**STATED TASK**
Please repeat all of the listing exactly.

(Saved data entries)
····················
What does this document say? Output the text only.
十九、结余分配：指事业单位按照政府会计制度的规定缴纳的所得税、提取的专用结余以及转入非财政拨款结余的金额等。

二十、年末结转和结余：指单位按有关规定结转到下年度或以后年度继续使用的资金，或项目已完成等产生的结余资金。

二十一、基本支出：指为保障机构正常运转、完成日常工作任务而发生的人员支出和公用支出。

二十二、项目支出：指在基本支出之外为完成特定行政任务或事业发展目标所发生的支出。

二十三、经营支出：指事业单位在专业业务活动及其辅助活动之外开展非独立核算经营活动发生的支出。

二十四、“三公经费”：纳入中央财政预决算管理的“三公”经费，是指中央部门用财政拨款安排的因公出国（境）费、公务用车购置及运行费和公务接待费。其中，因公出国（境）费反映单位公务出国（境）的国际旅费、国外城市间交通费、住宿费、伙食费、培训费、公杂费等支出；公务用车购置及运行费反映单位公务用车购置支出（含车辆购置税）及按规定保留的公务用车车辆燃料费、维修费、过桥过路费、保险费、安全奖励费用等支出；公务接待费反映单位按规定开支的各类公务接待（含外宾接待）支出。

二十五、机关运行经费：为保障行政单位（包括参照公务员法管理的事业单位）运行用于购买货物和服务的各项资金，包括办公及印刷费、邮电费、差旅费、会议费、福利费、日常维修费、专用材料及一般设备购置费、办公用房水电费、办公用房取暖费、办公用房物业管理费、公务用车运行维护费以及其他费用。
····················
**FINISHED TASK**
What does this document say? Output the text only.
十九、结余分配：指事业单位按照政府会计制度的规定缴纳的所得税、提取的专用结余以及转入非财政拨款结余的金额等。

二十、年末结转和结余：指单位按有关规定结转到下年度或以后年度继续使用的资金，或项目已完成等产生的结余资金。

二十一、基本支出：指为保障机构正常运转、完成日常工作任务而发生的人员支出和公用支出。

二十二、项目支出：指在基本支出之外为完成特定行政任务或事业发展目标所发生的支出。

二十三、经营支出：指事业单位在专业业务活动及其辅助活动之外开展非独立核算经营活动发生的支出。

二十四、“三公经费”：纳入中央财政预决算管理的“三公”经费，是指中央部门用财政拨款安排的因公出国（境）费、公务用车购置及运行费和公务接待费。其中，因公出国（境）费反映单位公务出国（境）的国际旅费、国外城市间交通费、住宿费、伙食费、培训费、公杂费等支出；公务用车购置及运行费反映单位公务用车购置支出（含车辆购置税）及按规定保留的公务用车车辆燃料费、维修费、过桥过路费、保险费、安全奖励费用等支出；公务接待费反映单位按规定开支的各类公务接待（含外宾接待）支出。

二十五、机关运行经费：为保障行政单位（包括参照公务员法管理的事业单位）运行用于购买货物和服务的各项资金，包括办公及印刷费、邮电费、差旅费、会议费、福利费、日常维修费、专用材料及一般设备购置费、办公用房水电费、办公用房取暖费、办公用房物业管理费、公务用车运行维护费以及其他费用。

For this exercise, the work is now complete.